Every entry should be repeated exactly. Omit the pictures.

RECORDS:
_ _ _ _ _
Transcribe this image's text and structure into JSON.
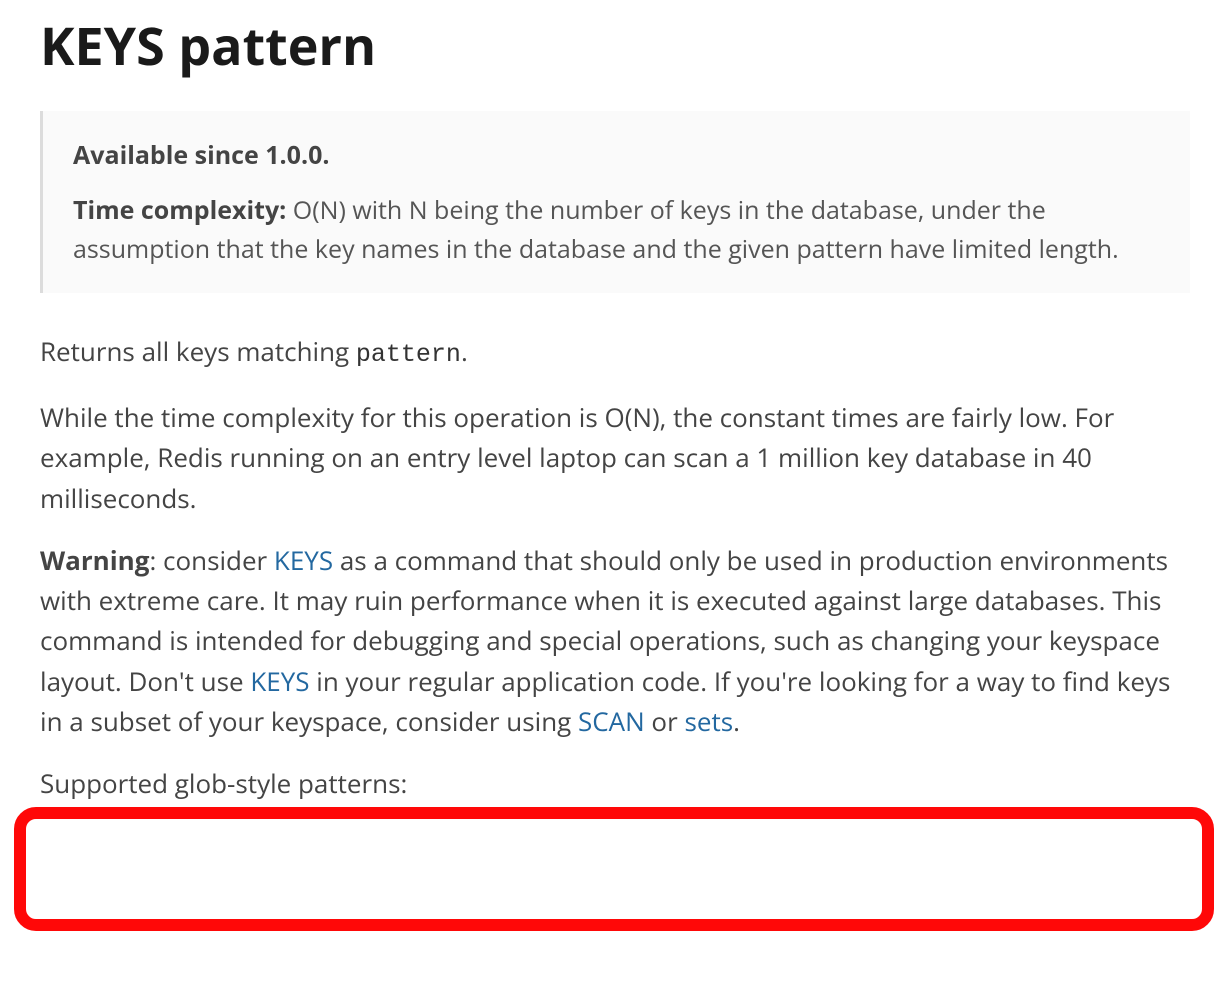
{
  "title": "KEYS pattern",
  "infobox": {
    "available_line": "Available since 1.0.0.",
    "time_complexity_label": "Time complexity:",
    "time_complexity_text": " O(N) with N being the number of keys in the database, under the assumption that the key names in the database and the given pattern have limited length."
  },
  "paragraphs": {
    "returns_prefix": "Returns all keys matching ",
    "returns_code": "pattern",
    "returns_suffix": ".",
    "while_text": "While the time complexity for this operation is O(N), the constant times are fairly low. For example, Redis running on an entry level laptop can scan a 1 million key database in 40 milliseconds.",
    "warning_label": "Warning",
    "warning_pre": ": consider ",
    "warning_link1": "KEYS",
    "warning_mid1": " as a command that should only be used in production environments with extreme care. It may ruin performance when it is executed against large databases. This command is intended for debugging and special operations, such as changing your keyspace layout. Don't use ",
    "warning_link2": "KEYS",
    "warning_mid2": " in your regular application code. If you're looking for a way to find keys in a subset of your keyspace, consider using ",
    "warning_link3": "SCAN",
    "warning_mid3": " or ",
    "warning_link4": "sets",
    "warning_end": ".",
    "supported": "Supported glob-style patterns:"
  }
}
_ _ _ _ _
EXERCISE RESPONSE:
Transcribe this image's text and structure into JSON.
{
  "title": "KEYS pattern",
  "infobox": {
    "available_line": "Available since 1.0.0.",
    "time_complexity_label": "Time complexity:",
    "time_complexity_text": " O(N) with N being the number of keys in the database, under the assumption that the key names in the database and the given pattern have limited length."
  },
  "paragraphs": {
    "returns_prefix": "Returns all keys matching ",
    "returns_code": "pattern",
    "returns_suffix": ".",
    "while_text": "While the time complexity for this operation is O(N), the constant times are fairly low. For example, Redis running on an entry level laptop can scan a 1 million key database in 40 milliseconds.",
    "warning_label": "Warning",
    "warning_pre": ": consider ",
    "warning_link1": "KEYS",
    "warning_mid1": " as a command that should only be used in production environments with extreme care. It may ruin performance when it is executed against large databases. This command is intended for debugging and special operations, such as changing your keyspace layout. Don't use ",
    "warning_link2": "KEYS",
    "warning_mid2": " in your regular application code. If you're looking for a way to find keys in a subset of your keyspace, consider using ",
    "warning_link3": "SCAN",
    "warning_mid3": " or ",
    "warning_link4": "sets",
    "warning_end": ".",
    "supported": "Supported glob-style patterns:"
  }
}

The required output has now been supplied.